— start of Raw data —
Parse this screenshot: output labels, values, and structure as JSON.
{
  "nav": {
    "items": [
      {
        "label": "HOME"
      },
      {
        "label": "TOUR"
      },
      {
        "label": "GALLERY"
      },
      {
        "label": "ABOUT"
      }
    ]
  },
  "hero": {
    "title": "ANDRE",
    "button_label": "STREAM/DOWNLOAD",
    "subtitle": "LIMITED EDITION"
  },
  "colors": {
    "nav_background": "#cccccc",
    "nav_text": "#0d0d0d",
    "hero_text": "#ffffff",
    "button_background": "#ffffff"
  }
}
— end of Raw data —
Read the entries above, then pull out the lines that include "ffffff".

    "hero_text": "#ffffff",
    "button_background": "#ffffff"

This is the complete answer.